PROBLEM 1: Return, without any alteration, the lines of the listing below, from its first line up to and including the line that contains "table-row: S 40cm".

--- START OF DOCUMENT EXCERPT ---

Anyways from there I left to go to Kyoto, Kanazawa, Shirakawa, Hida Takayama, and onsen (hot springs) for four days. Traveling on the shinkansen (bullet train) was so fast and convenient they should have that everywhere. Since having been to Kyoto before I tried to go to all the shrines and temples and historical places I haven't visited. I have never seen such deep gorgeous shades of green! Nature is in huge abundance outside of Tokyo, but even then Japanese culture places huge emphasis on natural on goings and aesthetics. Water flows out of natural springs and sounds beautiful and soothing against a backdrop of green moss and wise trees.
Irasshaimase~ to my blog:) hehe.
My parents and me in Kyoto
I am obsessed with the Ojizo-sama, and me trying to be one...
This is in Shirakawa
The taxi driver was a nice guy and he took us around the entire day. I was freezing my butt off even with two hokaron (heated pocket warmer thinggies), and one big one that stuck onto your clothes or wherever you decide to put it... I should've been a giant heat radiating hot potato but nope I was cold. The mountains were snow capped.
I saw many carp on this trip and each one has its own funny personality. These were taken in Kyoto.
The onsen (hot spring) was so relaxing; I even scheduled a 60 min. massage; aaaaaahhhh, the tension I always carry in my neck and upper back were relieved for that night and next day, BREATHE~ The big baths are always a welcome especially as it was freezing and rainy in Hida Takayama. There was a whole array of shampoos, conditioners, body soaps and face soaps to choose from; one smelled of sake, another said something about either it being used on horses or maybe it was horse oil... that sounds scary, but something to do with horses and their goodness for our hair... and the hot springs water is so gentle and good for your skin, especially good if you have sensitive and highly reactive irritable skin like mine. It made my skin silky smooth. And I always enjoy my time in yukata (casual kimono that the hot springs hotel/inn/resort offers) sitting enjoying a cup of green tea on the tatami floors, the smell of shoji doors, and all the goodness of traditional Japan.

--- END OF DOCUMENT EXCERPT ---
--- START OF INPUT ROWS ---

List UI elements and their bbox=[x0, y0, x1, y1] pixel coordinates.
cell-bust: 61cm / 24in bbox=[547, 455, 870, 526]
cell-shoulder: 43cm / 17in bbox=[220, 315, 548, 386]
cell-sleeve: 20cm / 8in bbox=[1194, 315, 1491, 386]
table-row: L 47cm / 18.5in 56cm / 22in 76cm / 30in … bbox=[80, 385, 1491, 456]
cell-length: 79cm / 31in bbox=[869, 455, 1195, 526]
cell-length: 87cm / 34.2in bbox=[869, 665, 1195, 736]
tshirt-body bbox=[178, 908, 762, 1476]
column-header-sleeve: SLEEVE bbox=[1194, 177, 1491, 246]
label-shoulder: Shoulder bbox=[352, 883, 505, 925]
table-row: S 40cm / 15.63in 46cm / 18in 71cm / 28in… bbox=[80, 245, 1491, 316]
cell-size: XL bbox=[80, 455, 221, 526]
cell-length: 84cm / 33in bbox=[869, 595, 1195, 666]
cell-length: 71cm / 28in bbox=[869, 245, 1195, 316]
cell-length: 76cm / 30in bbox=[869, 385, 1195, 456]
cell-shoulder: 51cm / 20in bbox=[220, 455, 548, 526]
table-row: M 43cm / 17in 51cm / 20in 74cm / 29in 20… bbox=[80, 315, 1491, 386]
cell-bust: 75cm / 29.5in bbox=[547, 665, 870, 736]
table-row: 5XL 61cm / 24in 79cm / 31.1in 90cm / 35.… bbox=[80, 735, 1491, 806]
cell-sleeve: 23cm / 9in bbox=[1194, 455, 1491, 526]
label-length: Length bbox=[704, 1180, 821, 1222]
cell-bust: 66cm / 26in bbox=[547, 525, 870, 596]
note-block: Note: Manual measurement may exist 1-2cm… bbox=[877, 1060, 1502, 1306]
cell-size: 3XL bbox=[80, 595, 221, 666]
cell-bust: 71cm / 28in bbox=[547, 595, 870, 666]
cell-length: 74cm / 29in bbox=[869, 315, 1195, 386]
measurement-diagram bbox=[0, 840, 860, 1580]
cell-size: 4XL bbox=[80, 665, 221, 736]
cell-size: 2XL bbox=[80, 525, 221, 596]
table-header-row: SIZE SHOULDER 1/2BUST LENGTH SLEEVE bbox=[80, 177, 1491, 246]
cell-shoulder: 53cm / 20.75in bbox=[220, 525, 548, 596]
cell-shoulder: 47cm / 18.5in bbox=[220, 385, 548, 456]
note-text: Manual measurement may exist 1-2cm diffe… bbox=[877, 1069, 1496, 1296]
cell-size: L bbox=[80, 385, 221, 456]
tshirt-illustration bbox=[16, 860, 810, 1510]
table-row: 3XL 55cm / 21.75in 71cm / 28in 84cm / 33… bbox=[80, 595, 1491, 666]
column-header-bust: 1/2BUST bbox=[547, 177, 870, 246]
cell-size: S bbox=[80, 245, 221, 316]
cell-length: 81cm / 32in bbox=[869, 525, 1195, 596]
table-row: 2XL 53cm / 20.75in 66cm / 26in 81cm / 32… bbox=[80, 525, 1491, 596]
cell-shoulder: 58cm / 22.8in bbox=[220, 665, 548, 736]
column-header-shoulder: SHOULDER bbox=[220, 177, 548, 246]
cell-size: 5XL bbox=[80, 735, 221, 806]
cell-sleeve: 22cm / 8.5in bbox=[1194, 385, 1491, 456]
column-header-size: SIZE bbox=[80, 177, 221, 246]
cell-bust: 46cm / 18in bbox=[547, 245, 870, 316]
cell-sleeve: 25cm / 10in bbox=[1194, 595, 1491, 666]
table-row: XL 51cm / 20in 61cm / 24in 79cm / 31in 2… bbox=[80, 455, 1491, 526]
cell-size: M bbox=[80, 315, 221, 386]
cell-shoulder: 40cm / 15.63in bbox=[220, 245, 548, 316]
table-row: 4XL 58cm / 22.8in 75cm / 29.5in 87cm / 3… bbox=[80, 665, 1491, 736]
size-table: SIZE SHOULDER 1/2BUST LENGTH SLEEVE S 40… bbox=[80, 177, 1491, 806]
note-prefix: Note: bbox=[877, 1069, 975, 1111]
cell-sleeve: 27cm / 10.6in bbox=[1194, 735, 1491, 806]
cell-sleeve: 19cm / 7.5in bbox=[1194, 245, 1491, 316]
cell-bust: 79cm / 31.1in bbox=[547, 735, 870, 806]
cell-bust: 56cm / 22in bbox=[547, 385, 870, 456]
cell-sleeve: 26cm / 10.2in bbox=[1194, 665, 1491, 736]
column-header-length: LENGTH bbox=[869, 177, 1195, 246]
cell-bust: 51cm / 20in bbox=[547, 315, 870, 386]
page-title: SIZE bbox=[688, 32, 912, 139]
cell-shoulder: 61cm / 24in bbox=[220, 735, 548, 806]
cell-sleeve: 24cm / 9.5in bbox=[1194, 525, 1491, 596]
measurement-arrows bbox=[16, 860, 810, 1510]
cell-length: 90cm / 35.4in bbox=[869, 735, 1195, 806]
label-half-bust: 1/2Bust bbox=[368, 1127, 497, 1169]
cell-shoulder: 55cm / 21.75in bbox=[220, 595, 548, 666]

--- END OF INPUT ROWS ---

PROBLEM 2: In the travel blog post above, why does the writer say the big baths at the hot spring were especially welcome?

TASK SOLUTION 1:
List UI elements and their bbox=[x0, y0, x1, y1] pixel coordinates.
cell-bust: 61cm / 24in bbox=[547, 455, 870, 526]
cell-shoulder: 43cm / 17in bbox=[220, 315, 548, 386]
cell-sleeve: 20cm / 8in bbox=[1194, 315, 1491, 386]
table-row: L 47cm / 18.5in 56cm / 22in 76cm / 30in … bbox=[80, 385, 1491, 456]
cell-length: 79cm / 31in bbox=[869, 455, 1195, 526]
cell-length: 87cm / 34.2in bbox=[869, 665, 1195, 736]
tshirt-body bbox=[178, 908, 762, 1476]
column-header-sleeve: SLEEVE bbox=[1194, 177, 1491, 246]
label-shoulder: Shoulder bbox=[352, 883, 505, 925]
table-row: S 40cm / 15.63in 46cm / 18in 71cm / 28in… bbox=[80, 245, 1491, 316]

TASK SOLUTION 2: The big baths were especially welcome because the weather in Hida Takayama was freezing and rainy.